▸ GIVEN REQUEST
Extract all data as written.
* start MATERIAL TO PROCESS *
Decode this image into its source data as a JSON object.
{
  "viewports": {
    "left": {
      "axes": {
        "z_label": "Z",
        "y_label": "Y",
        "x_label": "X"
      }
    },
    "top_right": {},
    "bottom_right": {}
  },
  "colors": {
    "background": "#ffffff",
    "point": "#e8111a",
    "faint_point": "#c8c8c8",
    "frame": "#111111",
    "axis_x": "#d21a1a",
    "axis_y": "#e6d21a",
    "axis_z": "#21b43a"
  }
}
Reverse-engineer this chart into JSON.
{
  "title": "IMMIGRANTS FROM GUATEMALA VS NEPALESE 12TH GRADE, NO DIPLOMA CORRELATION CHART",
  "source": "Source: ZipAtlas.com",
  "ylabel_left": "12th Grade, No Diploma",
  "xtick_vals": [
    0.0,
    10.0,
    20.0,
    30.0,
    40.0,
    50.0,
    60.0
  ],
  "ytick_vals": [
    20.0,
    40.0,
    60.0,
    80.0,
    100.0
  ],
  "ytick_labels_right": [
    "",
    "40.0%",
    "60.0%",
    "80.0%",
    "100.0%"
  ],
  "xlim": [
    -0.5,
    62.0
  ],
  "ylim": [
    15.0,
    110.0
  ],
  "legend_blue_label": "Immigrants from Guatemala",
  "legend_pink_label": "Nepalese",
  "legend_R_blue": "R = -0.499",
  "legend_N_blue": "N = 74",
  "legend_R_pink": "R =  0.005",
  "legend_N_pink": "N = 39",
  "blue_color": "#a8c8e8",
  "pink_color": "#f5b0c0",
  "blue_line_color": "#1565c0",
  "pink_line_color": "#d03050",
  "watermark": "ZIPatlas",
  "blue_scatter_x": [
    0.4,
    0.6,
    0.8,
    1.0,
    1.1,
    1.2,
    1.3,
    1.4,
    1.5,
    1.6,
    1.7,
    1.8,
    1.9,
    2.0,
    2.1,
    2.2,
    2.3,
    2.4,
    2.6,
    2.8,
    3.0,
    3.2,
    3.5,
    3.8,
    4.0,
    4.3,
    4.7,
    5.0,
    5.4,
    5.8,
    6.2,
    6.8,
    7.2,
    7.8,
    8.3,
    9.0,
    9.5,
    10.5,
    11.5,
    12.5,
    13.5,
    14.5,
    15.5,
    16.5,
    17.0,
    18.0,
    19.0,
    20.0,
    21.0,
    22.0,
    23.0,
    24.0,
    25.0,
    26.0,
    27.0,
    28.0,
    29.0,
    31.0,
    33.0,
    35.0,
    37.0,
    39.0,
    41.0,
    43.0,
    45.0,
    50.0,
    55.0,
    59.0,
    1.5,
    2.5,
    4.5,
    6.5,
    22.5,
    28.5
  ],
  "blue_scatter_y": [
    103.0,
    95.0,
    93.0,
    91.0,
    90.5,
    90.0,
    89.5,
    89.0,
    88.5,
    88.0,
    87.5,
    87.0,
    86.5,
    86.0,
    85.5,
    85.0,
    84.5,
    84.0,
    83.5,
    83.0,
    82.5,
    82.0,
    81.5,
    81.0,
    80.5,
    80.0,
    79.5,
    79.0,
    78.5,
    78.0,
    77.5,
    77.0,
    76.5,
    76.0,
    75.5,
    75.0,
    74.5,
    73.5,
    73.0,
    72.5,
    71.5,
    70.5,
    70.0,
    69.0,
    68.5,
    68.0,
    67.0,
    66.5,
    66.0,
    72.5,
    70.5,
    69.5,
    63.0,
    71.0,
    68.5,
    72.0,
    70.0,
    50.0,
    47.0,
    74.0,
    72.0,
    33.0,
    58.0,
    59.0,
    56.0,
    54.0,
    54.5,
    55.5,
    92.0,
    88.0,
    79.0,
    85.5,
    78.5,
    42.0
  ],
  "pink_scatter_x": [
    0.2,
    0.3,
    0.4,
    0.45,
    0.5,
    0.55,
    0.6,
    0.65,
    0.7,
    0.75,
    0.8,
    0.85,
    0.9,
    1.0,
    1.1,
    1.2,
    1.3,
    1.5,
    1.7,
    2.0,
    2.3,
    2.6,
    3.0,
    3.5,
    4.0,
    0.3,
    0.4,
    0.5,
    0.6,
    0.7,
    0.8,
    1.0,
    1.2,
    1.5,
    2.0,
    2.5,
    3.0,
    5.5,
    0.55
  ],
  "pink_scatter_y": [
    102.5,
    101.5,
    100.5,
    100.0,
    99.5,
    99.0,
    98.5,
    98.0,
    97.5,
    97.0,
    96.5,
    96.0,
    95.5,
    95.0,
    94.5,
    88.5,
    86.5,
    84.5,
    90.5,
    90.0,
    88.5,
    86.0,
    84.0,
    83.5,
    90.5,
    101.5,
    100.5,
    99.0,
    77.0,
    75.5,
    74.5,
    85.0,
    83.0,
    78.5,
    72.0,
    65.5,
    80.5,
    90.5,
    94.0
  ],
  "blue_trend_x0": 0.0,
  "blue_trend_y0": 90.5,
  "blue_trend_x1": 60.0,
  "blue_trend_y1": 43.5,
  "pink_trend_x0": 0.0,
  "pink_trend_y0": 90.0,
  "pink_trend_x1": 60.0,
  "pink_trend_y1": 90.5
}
* end MATERIAL TO PROCESS *
▸ FULL ANSWER
Decode this image into its source data as a JSON object.
{
  "viewports": {
    "left": {
      "axes": {
        "z_label": "Z",
        "y_label": "Y",
        "x_label": "X"
      }
    },
    "top_right": {},
    "bottom_right": {}
  },
  "colors": {
    "background": "#ffffff",
    "point": "#e8111a",
    "faint_point": "#c8c8c8",
    "frame": "#111111",
    "axis_x": "#d21a1a",
    "axis_y": "#e6d21a",
    "axis_z": "#21b43a"
  }
}
Reverse-engineer this chart into JSON.
{
  "title": "IMMIGRANTS FROM GUATEMALA VS NEPALESE 12TH GRADE, NO DIPLOMA CORRELATION CHART",
  "source": "Source: ZipAtlas.com",
  "ylabel_left": "12th Grade, No Diploma",
  "xtick_vals": [
    0.0,
    10.0,
    20.0,
    30.0,
    40.0,
    50.0,
    60.0
  ],
  "ytick_vals": [
    20.0,
    40.0,
    60.0,
    80.0,
    100.0
  ],
  "ytick_labels_right": [
    "",
    "40.0%",
    "60.0%",
    "80.0%",
    "100.0%"
  ],
  "xlim": [
    -0.5,
    62.0
  ],
  "ylim": [
    15.0,
    110.0
  ],
  "legend_blue_label": "Immigrants from Guatemala",
  "legend_pink_label": "Nepalese",
  "legend_R_blue": "R = -0.499",
  "legend_N_blue": "N = 74",
  "legend_R_pink": "R =  0.005",
  "legend_N_pink": "N = 39",
  "blue_color": "#a8c8e8",
  "pink_color": "#f5b0c0",
  "blue_line_color": "#1565c0",
  "pink_line_color": "#d03050",
  "watermark": "ZIPatlas",
  "blue_scatter_x": [
    0.4,
    0.6,
    0.8,
    1.0,
    1.1,
    1.2,
    1.3,
    1.4,
    1.5,
    1.6,
    1.7,
    1.8,
    1.9,
    2.0,
    2.1,
    2.2,
    2.3,
    2.4,
    2.6,
    2.8,
    3.0,
    3.2,
    3.5,
    3.8,
    4.0,
    4.3,
    4.7,
    5.0,
    5.4,
    5.8,
    6.2,
    6.8,
    7.2,
    7.8,
    8.3,
    9.0,
    9.5,
    10.5,
    11.5,
    12.5,
    13.5,
    14.5,
    15.5,
    16.5,
    17.0,
    18.0,
    19.0,
    20.0,
    21.0,
    22.0,
    23.0,
    24.0,
    25.0,
    26.0,
    27.0,
    28.0,
    29.0,
    31.0,
    33.0,
    35.0,
    37.0,
    39.0,
    41.0,
    43.0,
    45.0,
    50.0,
    55.0,
    59.0,
    1.5,
    2.5,
    4.5,
    6.5,
    22.5,
    28.5
  ],
  "blue_scatter_y": [
    103.0,
    95.0,
    93.0,
    91.0,
    90.5,
    90.0,
    89.5,
    89.0,
    88.5,
    88.0,
    87.5,
    87.0,
    86.5,
    86.0,
    85.5,
    85.0,
    84.5,
    84.0,
    83.5,
    83.0,
    82.5,
    82.0,
    81.5,
    81.0,
    80.5,
    80.0,
    79.5,
    79.0,
    78.5,
    78.0,
    77.5,
    77.0,
    76.5,
    76.0,
    75.5,
    75.0,
    74.5,
    73.5,
    73.0,
    72.5,
    71.5,
    70.5,
    70.0,
    69.0,
    68.5,
    68.0,
    67.0,
    66.5,
    66.0,
    72.5,
    70.5,
    69.5,
    63.0,
    71.0,
    68.5,
    72.0,
    70.0,
    50.0,
    47.0,
    74.0,
    72.0,
    33.0,
    58.0,
    59.0,
    56.0,
    54.0,
    54.5,
    55.5,
    92.0,
    88.0,
    79.0,
    85.5,
    78.5,
    42.0
  ],
  "pink_scatter_x": [
    0.2,
    0.3,
    0.4,
    0.45,
    0.5,
    0.55,
    0.6,
    0.65,
    0.7,
    0.75,
    0.8,
    0.85,
    0.9,
    1.0,
    1.1,
    1.2,
    1.3,
    1.5,
    1.7,
    2.0,
    2.3,
    2.6,
    3.0,
    3.5,
    4.0,
    0.3,
    0.4,
    0.5,
    0.6,
    0.7,
    0.8,
    1.0,
    1.2,
    1.5,
    2.0,
    2.5,
    3.0,
    5.5,
    0.55
  ],
  "pink_scatter_y": [
    102.5,
    101.5,
    100.5,
    100.0,
    99.5,
    99.0,
    98.5,
    98.0,
    97.5,
    97.0,
    96.5,
    96.0,
    95.5,
    95.0,
    94.5,
    88.5,
    86.5,
    84.5,
    90.5,
    90.0,
    88.5,
    86.0,
    84.0,
    83.5,
    90.5,
    101.5,
    100.5,
    99.0,
    77.0,
    75.5,
    74.5,
    85.0,
    83.0,
    78.5,
    72.0,
    65.5,
    80.5,
    90.5,
    94.0
  ],
  "blue_trend_x0": 0.0,
  "blue_trend_y0": 90.5,
  "blue_trend_x1": 60.0,
  "blue_trend_y1": 43.5,
  "pink_trend_x0": 0.0,
  "pink_trend_y0": 90.0,
  "pink_trend_x1": 60.0,
  "pink_trend_y1": 90.5
}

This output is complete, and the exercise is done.